# Task
Copy each of the entries below faithfully, setting aside any pictures.

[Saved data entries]
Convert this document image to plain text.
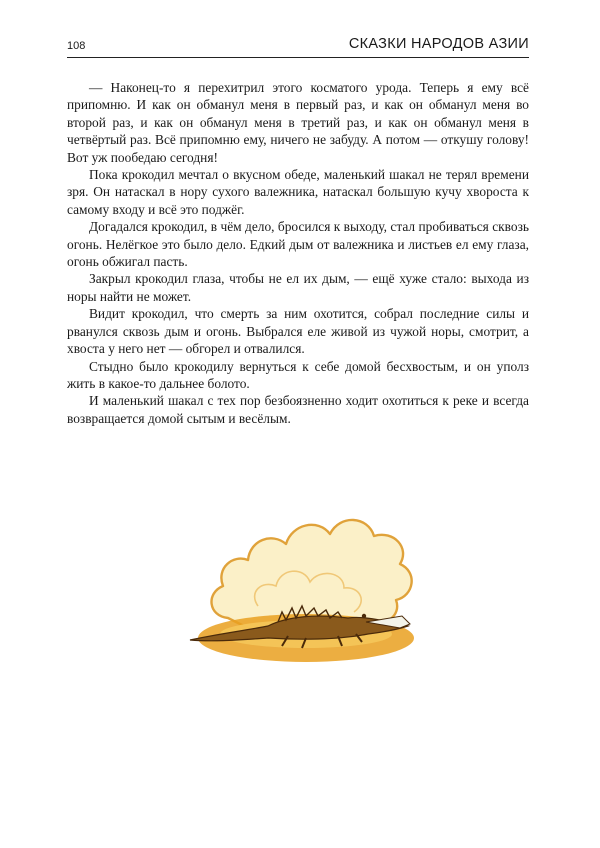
108	СКАЗКИ НАРОДОВ АЗИИ

— Наконец-то я перехитрил этого косматого урода. Теперь я ему всё припомню. И как он обманул меня в первый раз, и как он обманул меня во второй раз, и как он обманул меня в третий раз, и как он обманул меня в четвёртый раз. Всё припомню ему, ничего не забуду. А потом — откушу голову! Вот уж пообедаю сегодня!

Пока крокодил мечтал о вкусном обеде, маленький шакал не терял времени зря. Он натаскал в нору сухого валежника, натаскал большую кучу хвороста к самому входу и всё это поджёг.

Догадался крокодил, в чём дело, бросился к выходу, стал пробиваться сквозь огонь. Нелёгкое это было дело. Едкий дым от валежника и листьев ел ему глаза, огонь обжигал пасть.

Закрыл крокодил глаза, чтобы не ел их дым, — ещё хуже стало: выхода из норы найти не может.

Видит крокодил, что смерть за ним охотится, собрал последние силы и рванулся сквозь дым и огонь. Выбрался еле живой из чужой норы, смотрит, а хвоста у него нет — обгорел и отвалился.

Стыдно было крокодилу вернуться к себе домой бесхвостым, и он уполз жить в какое-то дальнее болото.

И маленький шакал с тех пор безбоязненно ходит охотиться к реке и всегда возвращается домой сытым и весёлым.
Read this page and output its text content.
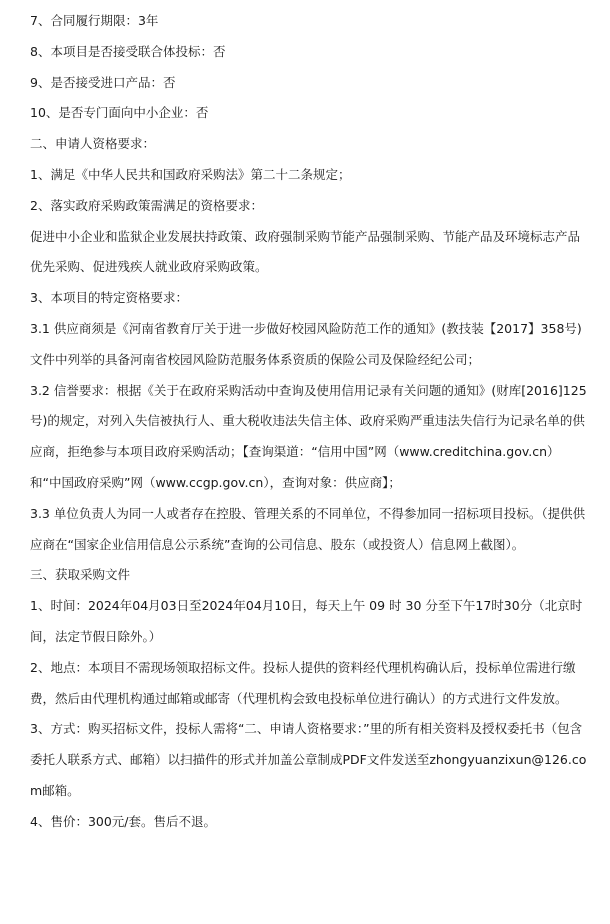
7、合同履行期限：3年

8、本项目是否接受联合体投标：否

9、是否接受进口产品：否

10、是否专门面向中小企业：否

二、申请人资格要求：

1、满足《中华人民共和国政府采购法》第二十二条规定；

2、落实政府采购政策需满足的资格要求：

促进中小企业和监狱企业发展扶持政策、政府强制采购节能产品强制采购、节能产品及环境标志产品优先采购、促进残疾人就业政府采购政策。

3、本项目的特定资格要求：

3.1 供应商须是《河南省教育厅关于进一步做好校园风险防范工作的通知》(教技装【2017】358号)文件中列举的具备河南省校园风险防范服务体系资质的保险公司及保险经纪公司；

3.2 信誉要求：根据《关于在政府采购活动中查询及使用信用记录有关问题的通知》(财库[2016]125号)的规定，对列入失信被执行人、重大税收违法失信主体、政府采购严重违法失信行为记录名单的供应商，拒绝参与本项目政府采购活动；【查询渠道：“信用中国”网（www.creditchina.gov.cn）和“中国政府采购”网（www.ccgp.gov.cn），查询对象：供应商】；

3.3 单位负责人为同一人或者存在控股、管理关系的不同单位，不得参加同一招标项目投标。（提供供应商在“国家企业信用信息公示系统”查询的公司信息、股东（或投资人）信息网上截图）。

三、获取采购文件

1、时间：2024年04月03日至2024年04月10日，每天上午 09 时 30 分至下午17时30分（北京时间，法定节假日除外。）

2、地点：本项目不需现场领取招标文件。投标人提供的资料经代理机构确认后，投标单位需进行缴费，然后由代理机构通过邮箱或邮寄（代理机构会致电投标单位进行确认）的方式进行文件发放。

3、方式：购买招标文件，投标人需将“二、申请人资格要求：”里的所有相关资料及授权委托书（包含委托人联系方式、邮箱）以扫描件的形式并加盖公章制成PDF文件发送至zhongyuanzixun@126.com邮箱。

4、售价：300元/套。售后不退。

# Solution to the exercise
Convert this document image to plain text.
108	СКАЗКИ НАРОДОВ АЗИИ

— Наконец-то я перехитрил этого косматого урода. Теперь я ему всё припомню. И как он обманул меня в первый раз, и как он обманул меня во второй раз, и как он обманул меня в третий раз, и как он обманул меня в четвёртый раз. Всё припомню ему, ничего не забуду. А потом — откушу голову! Вот уж пообедаю сегодня!

Пока крокодил мечтал о вкусном обеде, маленький шакал не терял времени зря. Он натаскал в нору сухого валежника, натаскал большую кучу хвороста к самому входу и всё это поджёг.

Догадался крокодил, в чём дело, бросился к выходу, стал пробиваться сквозь огонь. Нелёгкое это было дело. Едкий дым от валежника и листьев ел ему глаза, огонь обжигал пасть.

Закрыл крокодил глаза, чтобы не ел их дым, — ещё хуже стало: выхода из норы найти не может.

Видит крокодил, что смерть за ним охотится, собрал последние силы и рванулся сквозь дым и огонь. Выбрался еле живой из чужой норы, смотрит, а хвоста у него нет — обгорел и отвалился.

Стыдно было крокодилу вернуться к себе домой бесхвостым, и он уполз жить в какое-то дальнее болото.

И маленький шакал с тех пор безбоязненно ходит охотиться к реке и всегда возвращается домой сытым и весёлым.
Read this page and output its text content.
7、合同履行期限：3年

8、本项目是否接受联合体投标：否

9、是否接受进口产品：否

10、是否专门面向中小企业：否

二、申请人资格要求：

1、满足《中华人民共和国政府采购法》第二十二条规定；

2、落实政府采购政策需满足的资格要求：

促进中小企业和监狱企业发展扶持政策、政府强制采购节能产品强制采购、节能产品及环境标志产品优先采购、促进残疾人就业政府采购政策。

3、本项目的特定资格要求：

3.1 供应商须是《河南省教育厅关于进一步做好校园风险防范工作的通知》(教技装【2017】358号)文件中列举的具备河南省校园风险防范服务体系资质的保险公司及保险经纪公司；

3.2 信誉要求：根据《关于在政府采购活动中查询及使用信用记录有关问题的通知》(财库[2016]125号)的规定，对列入失信被执行人、重大税收违法失信主体、政府采购严重违法失信行为记录名单的供应商，拒绝参与本项目政府采购活动；【查询渠道：“信用中国”网（www.creditchina.gov.cn）和“中国政府采购”网（www.ccgp.gov.cn），查询对象：供应商】；

3.3 单位负责人为同一人或者存在控股、管理关系的不同单位，不得参加同一招标项目投标。（提供供应商在“国家企业信用信息公示系统”查询的公司信息、股东（或投资人）信息网上截图）。

三、获取采购文件

1、时间：2024年04月03日至2024年04月10日，每天上午 09 时 30 分至下午17时30分（北京时间，法定节假日除外。）

2、地点：本项目不需现场领取招标文件。投标人提供的资料经代理机构确认后，投标单位需进行缴费，然后由代理机构通过邮箱或邮寄（代理机构会致电投标单位进行确认）的方式进行文件发放。

3、方式：购买招标文件，投标人需将“二、申请人资格要求：”里的所有相关资料及授权委托书（包含委托人联系方式、邮箱）以扫描件的形式并加盖公章制成PDF文件发送至zhongyuanzixun@126.com邮箱。

4、售价：300元/套。售后不退。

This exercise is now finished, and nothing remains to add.